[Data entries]
(begin)
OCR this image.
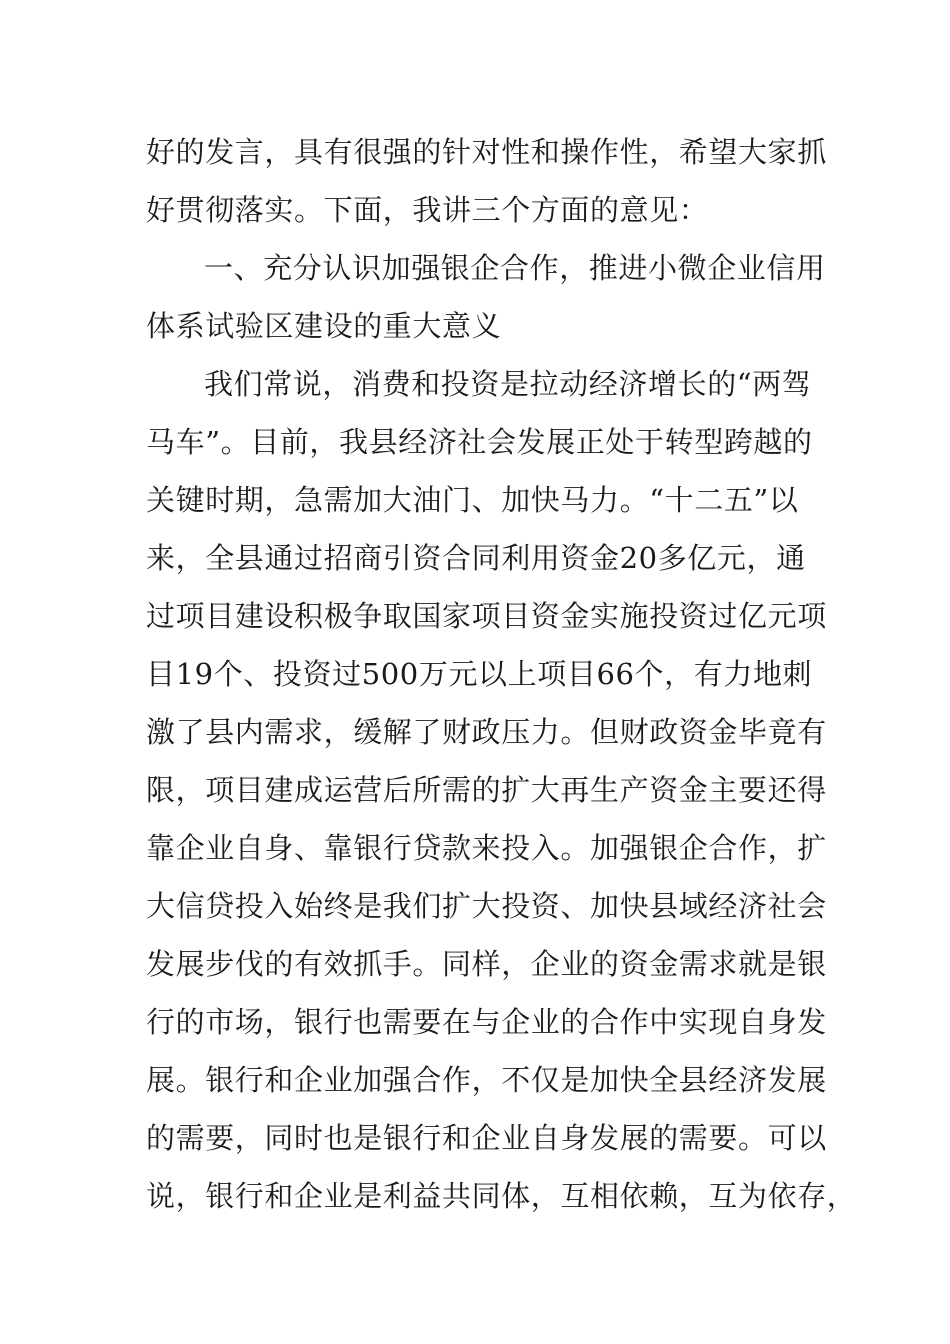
好的发言，具有很强的针对性和操作性，希望大家抓
好贯彻落实。下面，我讲三个方面的意见：
一、充分认识加强银企合作，推进小微企业信用
体系试验区建设的重大意义
我们常说，消费和投资是拉动经济增长的“两驾
马车”。目前，我县经济社会发展正处于转型跨越的
关键时期，急需加大油门、加快马力。“十二五”以
来，全县通过招商引资合同利用资金20多亿元，通
过项目建设积极争取国家项目资金实施投资过亿元项
目19个、投资过500万元以上项目66个，有力地刺
激了县内需求，缓解了财政压力。但财政资金毕竟有
限，项目建成运营后所需的扩大再生产资金主要还得
靠企业自身、靠银行贷款来投入。加强银企合作，扩
大信贷投入始终是我们扩大投资、加快县域经济社会
发展步伐的有效抓手。同样，企业的资金需求就是银
行的市场，银行也需要在与企业的合作中实现自身发
展。银行和企业加强合作，不仅是加快全县经济发展
的需要，同时也是银行和企业自身发展的需要。可以
说，银行和企业是利益共同体，互相依赖，互为依存，
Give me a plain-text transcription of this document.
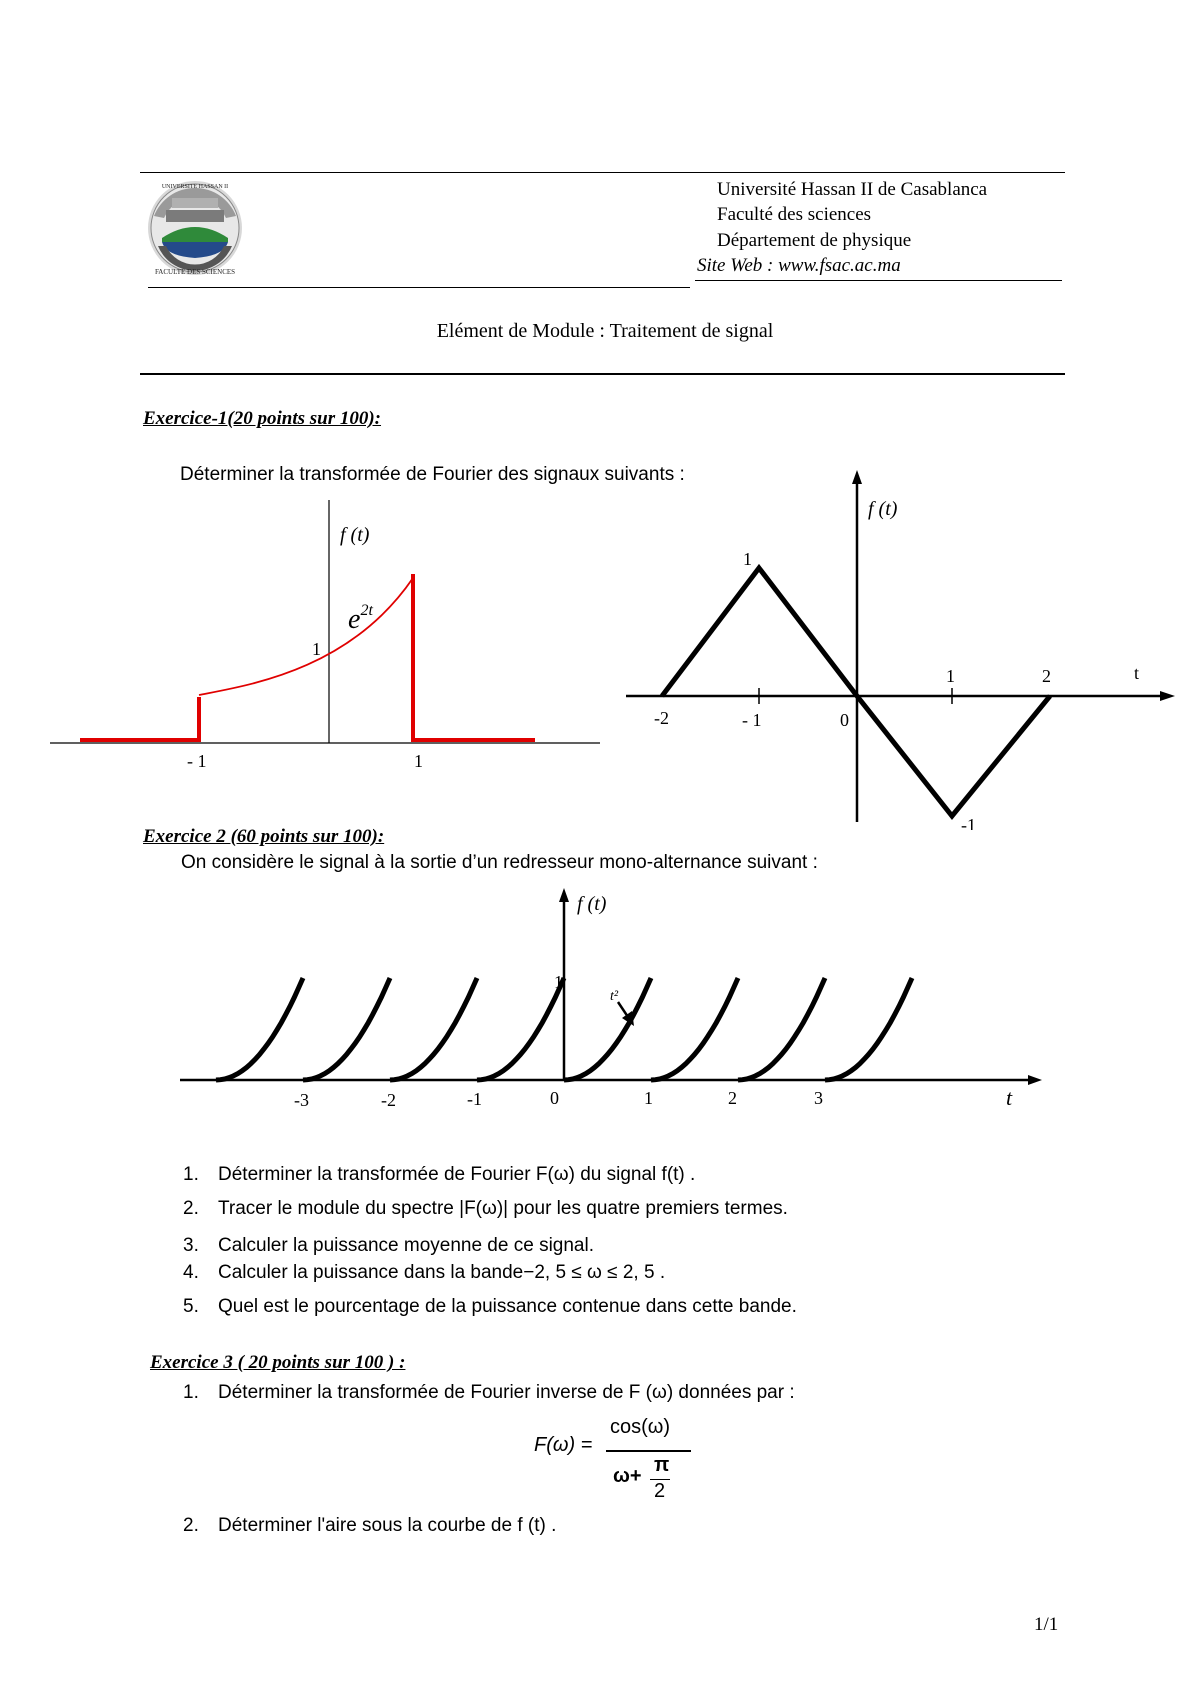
FACULTE DES SCIENCES
UNIVERSITE HASSAN II	Université Hassan II de Casablanca
Faculté des sciences
Département de physique
Site Web : www.fsac.ac.ma
Elément de Module : Traitement de signal
Exercice-1(20 points sur 100):
Déterminer la transformée de Fourier des signaux suivants :
f (t)
$e^{2t}$
1
- 1	1
f (t)
1
-1
t
-2	- 1	0
1	2
Exercice 2 (60 points sur 100):
On considère le signal à la sortie d’un redresseur mono-alternance suivant :
f (t)
1
t²
t
-3	-2	-1	0	1	2	3
1. Déterminer la transformée de Fourier F(ω) du signal f(t) .
2. Tracer le module du spectre |F(ω)| pour les quatre premiers termes.
3. Calculer la puissance moyenne de ce signal.
4. Calculer la puissance dans la bande−2, 5 ≤ ω ≤ 2, 5 .
5. Quel est le pourcentage de la puissance contenue dans cette bande.
Exercice 3 ( 20 points sur 100 ) :
1. Déterminer la transformée de Fourier inverse de F (ω) données par :
F(ω) =
cos(ω)
ω+ π
2
2. Déterminer l'aire sous la courbe de f (t) .
1/1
(end)
EXERCISE BRIEF: Repeat the data exactly in full, omitting its pictures.

OUTPUT FOR THIS EXERCISE:
OCR this image.
好的发言，具有很强的针对性和操作性，希望大家抓
好贯彻落实。下面，我讲三个方面的意见：
一、充分认识加强银企合作，推进小微企业信用
体系试验区建设的重大意义
我们常说，消费和投资是拉动经济增长的“两驾
马车”。目前，我县经济社会发展正处于转型跨越的
关键时期，急需加大油门、加快马力。“十二五”以
来，全县通过招商引资合同利用资金20多亿元，通
过项目建设积极争取国家项目资金实施投资过亿元项
目19个、投资过500万元以上项目66个，有力地刺
激了县内需求，缓解了财政压力。但财政资金毕竟有
限，项目建成运营后所需的扩大再生产资金主要还得
靠企业自身、靠银行贷款来投入。加强银企合作，扩
大信贷投入始终是我们扩大投资、加快县域经济社会
发展步伐的有效抓手。同样，企业的资金需求就是银
行的市场，银行也需要在与企业的合作中实现自身发
展。银行和企业加强合作，不仅是加快全县经济发展
的需要，同时也是银行和企业自身发展的需要。可以
说，银行和企业是利益共同体，互相依赖，互为依存，
Give me a plain-text transcription of this document.
FACULTE DES SCIENCES
UNIVERSITE HASSAN II	Université Hassan II de Casablanca
Faculté des sciences
Département de physique
Site Web : www.fsac.ac.ma
Elément de Module : Traitement de signal
Exercice-1(20 points sur 100):
Déterminer la transformée de Fourier des signaux suivants :
f (t)
$e^{2t}$
1
- 1	1
f (t)
1
-1
t
-2	- 1	0
1	2
Exercice 2 (60 points sur 100):
On considère le signal à la sortie d’un redresseur mono-alternance suivant :
f (t)
1
t²
t
-3	-2	-1	0	1	2	3
1. Déterminer la transformée de Fourier F(ω) du signal f(t) .
2. Tracer le module du spectre |F(ω)| pour les quatre premiers termes.
3. Calculer la puissance moyenne de ce signal.
4. Calculer la puissance dans la bande−2, 5 ≤ ω ≤ 2, 5 .
5. Quel est le pourcentage de la puissance contenue dans cette bande.
Exercice 3 ( 20 points sur 100 ) :
1. Déterminer la transformée de Fourier inverse de F (ω) données par :
F(ω) =
cos(ω)
ω+ π
2
2. Déterminer l'aire sous la courbe de f (t) .
1/1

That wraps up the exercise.